### GOAL
Restate the entries below verbatim.

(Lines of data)

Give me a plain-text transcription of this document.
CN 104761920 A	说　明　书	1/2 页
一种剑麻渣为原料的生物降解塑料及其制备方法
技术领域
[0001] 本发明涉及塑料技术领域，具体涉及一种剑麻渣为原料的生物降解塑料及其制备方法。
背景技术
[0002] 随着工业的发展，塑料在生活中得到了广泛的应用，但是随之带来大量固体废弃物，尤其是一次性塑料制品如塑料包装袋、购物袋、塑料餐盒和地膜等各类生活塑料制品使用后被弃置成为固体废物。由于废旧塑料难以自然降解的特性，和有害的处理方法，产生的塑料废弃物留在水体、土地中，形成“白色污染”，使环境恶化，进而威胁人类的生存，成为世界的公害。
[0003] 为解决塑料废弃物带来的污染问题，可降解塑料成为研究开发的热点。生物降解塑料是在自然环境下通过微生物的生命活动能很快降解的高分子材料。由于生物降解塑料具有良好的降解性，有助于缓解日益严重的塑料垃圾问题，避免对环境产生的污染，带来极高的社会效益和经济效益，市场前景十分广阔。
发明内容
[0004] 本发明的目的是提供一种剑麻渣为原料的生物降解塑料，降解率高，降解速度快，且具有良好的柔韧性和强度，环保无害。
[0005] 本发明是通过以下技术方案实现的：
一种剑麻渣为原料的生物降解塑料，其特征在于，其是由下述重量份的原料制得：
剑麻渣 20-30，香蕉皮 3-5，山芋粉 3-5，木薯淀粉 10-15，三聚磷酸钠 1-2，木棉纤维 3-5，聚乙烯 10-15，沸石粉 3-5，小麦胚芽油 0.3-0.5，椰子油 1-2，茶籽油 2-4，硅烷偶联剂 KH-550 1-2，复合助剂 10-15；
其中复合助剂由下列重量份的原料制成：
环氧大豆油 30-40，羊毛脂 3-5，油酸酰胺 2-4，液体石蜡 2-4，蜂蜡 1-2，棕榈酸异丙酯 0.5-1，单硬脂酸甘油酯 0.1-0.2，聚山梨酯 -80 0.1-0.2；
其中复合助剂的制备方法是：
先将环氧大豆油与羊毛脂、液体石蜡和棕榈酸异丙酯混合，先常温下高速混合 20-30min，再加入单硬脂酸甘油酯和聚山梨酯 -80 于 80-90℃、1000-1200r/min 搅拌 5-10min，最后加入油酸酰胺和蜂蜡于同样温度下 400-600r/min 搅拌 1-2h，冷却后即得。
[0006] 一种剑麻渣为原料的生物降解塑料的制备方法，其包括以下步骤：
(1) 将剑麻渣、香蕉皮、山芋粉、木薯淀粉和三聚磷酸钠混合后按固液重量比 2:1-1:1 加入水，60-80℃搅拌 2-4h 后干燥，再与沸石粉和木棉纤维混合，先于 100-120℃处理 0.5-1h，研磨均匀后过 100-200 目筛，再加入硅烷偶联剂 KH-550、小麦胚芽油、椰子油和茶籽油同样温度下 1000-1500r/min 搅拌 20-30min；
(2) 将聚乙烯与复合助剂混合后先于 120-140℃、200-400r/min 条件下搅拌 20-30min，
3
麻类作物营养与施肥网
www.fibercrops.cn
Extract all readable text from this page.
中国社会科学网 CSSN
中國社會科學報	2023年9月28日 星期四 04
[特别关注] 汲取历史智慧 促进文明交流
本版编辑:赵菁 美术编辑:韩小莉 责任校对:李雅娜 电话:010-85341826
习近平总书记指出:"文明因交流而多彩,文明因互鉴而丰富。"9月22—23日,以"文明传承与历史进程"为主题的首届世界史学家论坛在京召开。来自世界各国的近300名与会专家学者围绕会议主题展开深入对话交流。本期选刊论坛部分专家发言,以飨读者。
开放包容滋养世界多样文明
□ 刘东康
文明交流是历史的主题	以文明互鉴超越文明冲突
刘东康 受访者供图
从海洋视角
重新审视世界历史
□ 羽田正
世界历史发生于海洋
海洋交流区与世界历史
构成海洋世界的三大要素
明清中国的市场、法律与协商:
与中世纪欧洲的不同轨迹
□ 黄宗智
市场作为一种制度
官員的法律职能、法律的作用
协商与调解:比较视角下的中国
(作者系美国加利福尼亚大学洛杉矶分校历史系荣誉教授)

### REPLY
Give me a plain-text transcription of this document.
CN 104761920 A	说　明　书	1/2 页
一种剑麻渣为原料的生物降解塑料及其制备方法
技术领域
[0001] 本发明涉及塑料技术领域，具体涉及一种剑麻渣为原料的生物降解塑料及其制备方法。
背景技术
[0002] 随着工业的发展，塑料在生活中得到了广泛的应用，但是随之带来大量固体废弃物，尤其是一次性塑料制品如塑料包装袋、购物袋、塑料餐盒和地膜等各类生活塑料制品使用后被弃置成为固体废物。由于废旧塑料难以自然降解的特性，和有害的处理方法，产生的塑料废弃物留在水体、土地中，形成“白色污染”，使环境恶化，进而威胁人类的生存，成为世界的公害。
[0003] 为解决塑料废弃物带来的污染问题，可降解塑料成为研究开发的热点。生物降解塑料是在自然环境下通过微生物的生命活动能很快降解的高分子材料。由于生物降解塑料具有良好的降解性，有助于缓解日益严重的塑料垃圾问题，避免对环境产生的污染，带来极高的社会效益和经济效益，市场前景十分广阔。
发明内容
[0004] 本发明的目的是提供一种剑麻渣为原料的生物降解塑料，降解率高，降解速度快，且具有良好的柔韧性和强度，环保无害。
[0005] 本发明是通过以下技术方案实现的：
一种剑麻渣为原料的生物降解塑料，其特征在于，其是由下述重量份的原料制得：
剑麻渣 20-30，香蕉皮 3-5，山芋粉 3-5，木薯淀粉 10-15，三聚磷酸钠 1-2，木棉纤维 3-5，聚乙烯 10-15，沸石粉 3-5，小麦胚芽油 0.3-0.5，椰子油 1-2，茶籽油 2-4，硅烷偶联剂 KH-550 1-2，复合助剂 10-15；
其中复合助剂由下列重量份的原料制成：
环氧大豆油 30-40，羊毛脂 3-5，油酸酰胺 2-4，液体石蜡 2-4，蜂蜡 1-2，棕榈酸异丙酯 0.5-1，单硬脂酸甘油酯 0.1-0.2，聚山梨酯 -80 0.1-0.2；
其中复合助剂的制备方法是：
先将环氧大豆油与羊毛脂、液体石蜡和棕榈酸异丙酯混合，先常温下高速混合 20-30min，再加入单硬脂酸甘油酯和聚山梨酯 -80 于 80-90℃、1000-1200r/min 搅拌 5-10min，最后加入油酸酰胺和蜂蜡于同样温度下 400-600r/min 搅拌 1-2h，冷却后即得。
[0006] 一种剑麻渣为原料的生物降解塑料的制备方法，其包括以下步骤：
(1) 将剑麻渣、香蕉皮、山芋粉、木薯淀粉和三聚磷酸钠混合后按固液重量比 2:1-1:1 加入水，60-80℃搅拌 2-4h 后干燥，再与沸石粉和木棉纤维混合，先于 100-120℃处理 0.5-1h，研磨均匀后过 100-200 目筛，再加入硅烷偶联剂 KH-550、小麦胚芽油、椰子油和茶籽油同样温度下 1000-1500r/min 搅拌 20-30min；
(2) 将聚乙烯与复合助剂混合后先于 120-140℃、200-400r/min 条件下搅拌 20-30min，
3
麻类作物营养与施肥网
www.fibercrops.cn
Extract all readable text from this page.
中国社会科学网 CSSN
中國社會科學報	2023年9月28日 星期四 04
[特别关注] 汲取历史智慧 促进文明交流
本版编辑:赵菁 美术编辑:韩小莉 责任校对:李雅娜 电话:010-85341826
习近平总书记指出:"文明因交流而多彩,文明因互鉴而丰富。"9月22—23日,以"文明传承与历史进程"为主题的首届世界史学家论坛在京召开。来自世界各国的近300名与会专家学者围绕会议主题展开深入对话交流。本期选刊论坛部分专家发言,以飨读者。
开放包容滋养世界多样文明
□ 刘东康
文明交流是历史的主题	以文明互鉴超越文明冲突
刘东康 受访者供图
从海洋视角
重新审视世界历史
□ 羽田正
世界历史发生于海洋
海洋交流区与世界历史
构成海洋世界的三大要素
明清中国的市场、法律与协商:
与中世纪欧洲的不同轨迹
□ 黄宗智
市场作为一种制度
官員的法律职能、法律的作用
协商与调解:比较视角下的中国
(作者系美国加利福尼亚大学洛杉矶分校历史系荣誉教授)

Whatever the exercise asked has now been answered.